## BEGIN INFORMATION SUPPLIED

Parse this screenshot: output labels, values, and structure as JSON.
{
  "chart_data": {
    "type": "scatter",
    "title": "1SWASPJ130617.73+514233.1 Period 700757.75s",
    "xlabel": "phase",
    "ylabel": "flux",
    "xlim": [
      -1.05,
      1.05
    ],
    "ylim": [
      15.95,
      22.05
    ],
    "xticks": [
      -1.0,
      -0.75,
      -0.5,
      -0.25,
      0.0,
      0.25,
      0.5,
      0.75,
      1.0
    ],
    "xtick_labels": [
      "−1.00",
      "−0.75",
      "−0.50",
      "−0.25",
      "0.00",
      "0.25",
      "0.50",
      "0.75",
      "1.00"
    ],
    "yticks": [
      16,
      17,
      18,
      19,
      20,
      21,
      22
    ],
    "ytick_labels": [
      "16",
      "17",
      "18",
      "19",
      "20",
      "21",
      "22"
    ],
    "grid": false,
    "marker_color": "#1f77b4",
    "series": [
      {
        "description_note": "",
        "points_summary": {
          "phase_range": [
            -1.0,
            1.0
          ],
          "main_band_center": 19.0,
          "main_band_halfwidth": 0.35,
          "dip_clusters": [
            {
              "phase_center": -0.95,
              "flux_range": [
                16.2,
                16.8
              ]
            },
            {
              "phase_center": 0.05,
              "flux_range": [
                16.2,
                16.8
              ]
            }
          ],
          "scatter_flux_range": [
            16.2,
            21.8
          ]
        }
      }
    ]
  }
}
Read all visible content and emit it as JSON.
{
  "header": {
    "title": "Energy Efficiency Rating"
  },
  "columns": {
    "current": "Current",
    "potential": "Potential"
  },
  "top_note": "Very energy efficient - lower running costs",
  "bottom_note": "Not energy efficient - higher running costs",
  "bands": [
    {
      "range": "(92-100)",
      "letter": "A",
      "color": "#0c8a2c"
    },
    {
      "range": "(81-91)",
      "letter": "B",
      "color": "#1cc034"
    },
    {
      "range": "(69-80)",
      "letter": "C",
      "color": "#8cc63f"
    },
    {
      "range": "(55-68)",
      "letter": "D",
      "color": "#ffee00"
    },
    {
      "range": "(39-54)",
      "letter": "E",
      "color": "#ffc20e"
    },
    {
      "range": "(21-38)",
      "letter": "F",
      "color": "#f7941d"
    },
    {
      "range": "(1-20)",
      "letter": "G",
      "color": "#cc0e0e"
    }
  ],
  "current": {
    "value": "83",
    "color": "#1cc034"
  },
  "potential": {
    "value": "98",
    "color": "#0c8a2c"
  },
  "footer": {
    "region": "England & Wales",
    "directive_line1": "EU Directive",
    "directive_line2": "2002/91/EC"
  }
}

## END INFORMATION SUPPLIED

TASK DETAILS
State how many lines of the records hold the string "letter", and nothing else.

OUTPUT
7